The task:
Copy out all of the data below with no alterations.
begin Data lines
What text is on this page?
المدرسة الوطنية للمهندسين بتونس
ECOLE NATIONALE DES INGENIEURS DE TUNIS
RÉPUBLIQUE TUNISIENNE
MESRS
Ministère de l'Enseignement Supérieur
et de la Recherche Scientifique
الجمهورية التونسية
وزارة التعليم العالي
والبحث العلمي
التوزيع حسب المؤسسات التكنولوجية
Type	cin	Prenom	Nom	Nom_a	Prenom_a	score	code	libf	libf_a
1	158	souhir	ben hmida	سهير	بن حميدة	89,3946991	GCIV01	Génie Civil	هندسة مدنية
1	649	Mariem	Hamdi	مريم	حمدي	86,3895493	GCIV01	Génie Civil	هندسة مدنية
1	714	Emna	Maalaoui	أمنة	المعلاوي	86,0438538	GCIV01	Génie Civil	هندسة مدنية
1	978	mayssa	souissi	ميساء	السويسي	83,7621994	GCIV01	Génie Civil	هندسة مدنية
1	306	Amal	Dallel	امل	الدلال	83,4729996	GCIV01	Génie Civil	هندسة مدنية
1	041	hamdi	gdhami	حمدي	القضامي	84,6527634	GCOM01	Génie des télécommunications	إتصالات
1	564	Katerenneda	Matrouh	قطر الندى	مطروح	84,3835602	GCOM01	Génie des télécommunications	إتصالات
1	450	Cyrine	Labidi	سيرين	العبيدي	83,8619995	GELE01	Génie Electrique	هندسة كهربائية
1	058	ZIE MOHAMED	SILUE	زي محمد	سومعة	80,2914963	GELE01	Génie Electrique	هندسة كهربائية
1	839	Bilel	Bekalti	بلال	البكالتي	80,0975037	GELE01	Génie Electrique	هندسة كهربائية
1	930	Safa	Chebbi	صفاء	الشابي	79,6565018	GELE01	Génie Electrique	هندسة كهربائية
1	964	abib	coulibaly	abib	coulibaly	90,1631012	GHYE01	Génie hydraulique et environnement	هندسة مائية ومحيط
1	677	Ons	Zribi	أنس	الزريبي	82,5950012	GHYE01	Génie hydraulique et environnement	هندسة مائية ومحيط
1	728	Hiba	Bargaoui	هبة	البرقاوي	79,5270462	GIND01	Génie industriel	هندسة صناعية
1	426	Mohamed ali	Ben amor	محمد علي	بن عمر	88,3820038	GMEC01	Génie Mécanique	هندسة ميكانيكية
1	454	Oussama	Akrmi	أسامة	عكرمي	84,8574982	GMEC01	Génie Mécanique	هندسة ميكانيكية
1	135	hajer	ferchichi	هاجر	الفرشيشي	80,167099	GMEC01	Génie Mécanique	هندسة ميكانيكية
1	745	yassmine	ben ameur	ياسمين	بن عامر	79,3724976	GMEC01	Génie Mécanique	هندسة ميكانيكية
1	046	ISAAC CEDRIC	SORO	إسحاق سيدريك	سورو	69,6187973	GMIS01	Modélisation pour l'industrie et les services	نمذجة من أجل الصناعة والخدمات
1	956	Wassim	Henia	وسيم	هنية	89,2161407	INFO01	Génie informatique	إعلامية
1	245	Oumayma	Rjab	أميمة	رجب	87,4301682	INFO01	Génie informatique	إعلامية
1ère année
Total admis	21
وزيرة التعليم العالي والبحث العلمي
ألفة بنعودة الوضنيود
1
end Data lines
The solution:
What text is on this page?
المدرسة الوطنية للمهندسين بتونس
ECOLE NATIONALE DES INGENIEURS DE TUNIS
RÉPUBLIQUE TUNISIENNE
MESRS
Ministère de l'Enseignement Supérieur
et de la Recherche Scientifique
الجمهورية التونسية
وزارة التعليم العالي
والبحث العلمي
التوزيع حسب المؤسسات التكنولوجية
Type	cin	Prenom	Nom	Nom_a	Prenom_a	score	code	libf	libf_a
1	158	souhir	ben hmida	سهير	بن حميدة	89,3946991	GCIV01	Génie Civil	هندسة مدنية
1	649	Mariem	Hamdi	مريم	حمدي	86,3895493	GCIV01	Génie Civil	هندسة مدنية
1	714	Emna	Maalaoui	أمنة	المعلاوي	86,0438538	GCIV01	Génie Civil	هندسة مدنية
1	978	mayssa	souissi	ميساء	السويسي	83,7621994	GCIV01	Génie Civil	هندسة مدنية
1	306	Amal	Dallel	امل	الدلال	83,4729996	GCIV01	Génie Civil	هندسة مدنية
1	041	hamdi	gdhami	حمدي	القضامي	84,6527634	GCOM01	Génie des télécommunications	إتصالات
1	564	Katerenneda	Matrouh	قطر الندى	مطروح	84,3835602	GCOM01	Génie des télécommunications	إتصالات
1	450	Cyrine	Labidi	سيرين	العبيدي	83,8619995	GELE01	Génie Electrique	هندسة كهربائية
1	058	ZIE MOHAMED	SILUE	زي محمد	سومعة	80,2914963	GELE01	Génie Electrique	هندسة كهربائية
1	839	Bilel	Bekalti	بلال	البكالتي	80,0975037	GELE01	Génie Electrique	هندسة كهربائية
1	930	Safa	Chebbi	صفاء	الشابي	79,6565018	GELE01	Génie Electrique	هندسة كهربائية
1	964	abib	coulibaly	abib	coulibaly	90,1631012	GHYE01	Génie hydraulique et environnement	هندسة مائية ومحيط
1	677	Ons	Zribi	أنس	الزريبي	82,5950012	GHYE01	Génie hydraulique et environnement	هندسة مائية ومحيط
1	728	Hiba	Bargaoui	هبة	البرقاوي	79,5270462	GIND01	Génie industriel	هندسة صناعية
1	426	Mohamed ali	Ben amor	محمد علي	بن عمر	88,3820038	GMEC01	Génie Mécanique	هندسة ميكانيكية
1	454	Oussama	Akrmi	أسامة	عكرمي	84,8574982	GMEC01	Génie Mécanique	هندسة ميكانيكية
1	135	hajer	ferchichi	هاجر	الفرشيشي	80,167099	GMEC01	Génie Mécanique	هندسة ميكانيكية
1	745	yassmine	ben ameur	ياسمين	بن عامر	79,3724976	GMEC01	Génie Mécanique	هندسة ميكانيكية
1	046	ISAAC CEDRIC	SORO	إسحاق سيدريك	سورو	69,6187973	GMIS01	Modélisation pour l'industrie et les services	نمذجة من أجل الصناعة والخدمات
1	956	Wassim	Henia	وسيم	هنية	89,2161407	INFO01	Génie informatique	إعلامية
1	245	Oumayma	Rjab	أميمة	رجب	87,4301682	INFO01	Génie informatique	إعلامية
1ère année
Total admis	21
وزيرة التعليم العالي والبحث العلمي
ألفة بنعودة الوضنيود
1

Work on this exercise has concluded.